Almond trees on three peach/almond hybrid rootstocks did poorly against bacterial canker in sandy soils in a fifth-leaf test orchard near Escalon, according to data compiled by University of California researchers.
Roger Duncan, San Joaquin County farm advisor, says 30 percent of the trees on Hansen 536 rootstock took up the canker disorder, while about 10 percent each of trees on two other rootstocks, Bright's and Nickels, also were lost to it.
Symptoms of the disease appeared in the orchard in 2002 and continue in 2003.
Bacterial canker, one of the main economic diseases of stone fruit, has defied efforts at complete control for nearly 90 years. Known as a “top-down” aerial pathogen, it goes first to the foliage before spreading down to the soil line and killing the tree.
Duncan and other UC specialists reported on research projects during the recent field day held at the Darpinian & Sons Ranch, where they profiled eight rootstocks on Nonpareil planted in 1998. The orchard was previously in two generations of peaches on sandy, flood-irrigated soil and was infested with bacterial canker.
The acreage was fumigated with methyl bromide before the almond planting, and each rootstock was used on 50 trees with Carmel and Sonora as pollinators.
In addition to rootstock tolerance to the bacterial canker complex, they monitored growth, bloom, nut quality and yields.
The rootstocks are Nemaguard peach, the standard, rootknot nematode-resistant choice of San Joaquin Valley growers; Lovell peach, less vigorous than Nemaguard and susceptible to several nematodes; Guardian peach, a Clemson University selection said to be resistant in North Carolina to the equivalent of bacterial canker; Hansen 536, a University of California peach/almond hybrid with vigor and drought tolerance but susceptible to certain root diseases; Bright's, a private peach/almond hybrid development; Nickels, a new UC peach/almond hybrid; and Viking and Atlas, two combinations of peach, almond, plum, and apricot parentage from Dave Wilson Nursery.

=-=-=-=-=

_Problem to work on:_ Set down the passage of the almond rootstock article word for word, starting at "Bacterial canker, one" and ending at "quality and yields.".

=-=-=-=-=

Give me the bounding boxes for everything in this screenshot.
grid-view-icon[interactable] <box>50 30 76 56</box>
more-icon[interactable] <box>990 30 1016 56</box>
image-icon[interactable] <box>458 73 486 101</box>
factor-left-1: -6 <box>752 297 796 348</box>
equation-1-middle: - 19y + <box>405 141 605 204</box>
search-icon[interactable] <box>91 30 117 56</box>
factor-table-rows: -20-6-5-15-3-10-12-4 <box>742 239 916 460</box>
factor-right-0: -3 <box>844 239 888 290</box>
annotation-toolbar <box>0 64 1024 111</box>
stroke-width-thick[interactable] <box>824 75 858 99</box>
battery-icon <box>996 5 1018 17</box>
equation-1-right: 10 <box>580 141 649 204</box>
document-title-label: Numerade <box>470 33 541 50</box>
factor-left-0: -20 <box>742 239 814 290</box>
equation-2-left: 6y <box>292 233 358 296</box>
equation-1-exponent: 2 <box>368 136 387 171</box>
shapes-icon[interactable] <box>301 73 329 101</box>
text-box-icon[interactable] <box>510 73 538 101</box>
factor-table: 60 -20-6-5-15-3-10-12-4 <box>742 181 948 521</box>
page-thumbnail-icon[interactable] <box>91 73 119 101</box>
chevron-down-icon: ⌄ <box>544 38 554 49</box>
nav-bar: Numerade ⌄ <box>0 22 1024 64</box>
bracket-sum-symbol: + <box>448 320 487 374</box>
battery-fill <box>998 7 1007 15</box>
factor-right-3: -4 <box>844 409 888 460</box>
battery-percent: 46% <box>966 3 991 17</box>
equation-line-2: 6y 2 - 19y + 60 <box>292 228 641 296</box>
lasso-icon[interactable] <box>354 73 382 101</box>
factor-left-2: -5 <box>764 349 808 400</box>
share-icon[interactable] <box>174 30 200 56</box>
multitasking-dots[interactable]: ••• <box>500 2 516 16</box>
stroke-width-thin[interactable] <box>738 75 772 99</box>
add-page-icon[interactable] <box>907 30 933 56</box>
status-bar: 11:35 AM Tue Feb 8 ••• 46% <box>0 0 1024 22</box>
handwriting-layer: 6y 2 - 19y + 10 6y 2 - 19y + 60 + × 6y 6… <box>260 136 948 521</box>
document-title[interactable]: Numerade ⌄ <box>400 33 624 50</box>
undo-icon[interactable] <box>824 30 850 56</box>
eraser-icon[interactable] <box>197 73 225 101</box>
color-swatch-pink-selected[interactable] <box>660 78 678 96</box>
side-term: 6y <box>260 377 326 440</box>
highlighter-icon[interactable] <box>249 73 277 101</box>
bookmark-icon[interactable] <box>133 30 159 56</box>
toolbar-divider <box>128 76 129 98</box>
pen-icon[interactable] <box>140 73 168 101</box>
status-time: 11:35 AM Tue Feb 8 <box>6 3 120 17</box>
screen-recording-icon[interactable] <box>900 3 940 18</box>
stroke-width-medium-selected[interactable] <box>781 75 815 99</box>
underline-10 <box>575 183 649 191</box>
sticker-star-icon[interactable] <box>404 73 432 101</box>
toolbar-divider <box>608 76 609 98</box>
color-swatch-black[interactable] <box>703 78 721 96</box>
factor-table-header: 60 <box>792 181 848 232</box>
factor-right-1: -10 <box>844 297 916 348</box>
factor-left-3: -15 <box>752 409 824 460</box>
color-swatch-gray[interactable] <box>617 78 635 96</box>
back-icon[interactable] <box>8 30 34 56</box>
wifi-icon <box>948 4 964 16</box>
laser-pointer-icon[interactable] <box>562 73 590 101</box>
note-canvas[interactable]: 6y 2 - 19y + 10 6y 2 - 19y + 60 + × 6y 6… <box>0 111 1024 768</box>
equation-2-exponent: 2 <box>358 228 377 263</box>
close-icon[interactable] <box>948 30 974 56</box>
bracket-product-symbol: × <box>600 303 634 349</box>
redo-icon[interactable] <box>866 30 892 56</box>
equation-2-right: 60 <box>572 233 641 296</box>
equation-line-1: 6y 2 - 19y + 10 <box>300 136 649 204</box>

=-=-=-=-=

_Answer space:_
Bacterial canker, one of the main economic diseases of stone fruit, has defied efforts at complete control for nearly 90 years. Known as a “top-down” aerial pathogen, it goes first to the foliage before spreading down to the soil line and killing the tree.
Duncan and other UC specialists reported on research projects during the recent field day held at the Darpinian & Sons Ranch, where they profiled eight rootstocks on Nonpareil planted in 1998. The orchard was previously in two generations of peaches on sandy, flood-irrigated soil and was infested with bacterial canker.
The acreage was fumigated with methyl bromide before the almond planting, and each rootstock was used on 50 trees with Carmel and Sonora as pollinators.
In addition to rootstock tolerance to the bacterial canker complex, they monitored growth, bloom, nut quality and yields.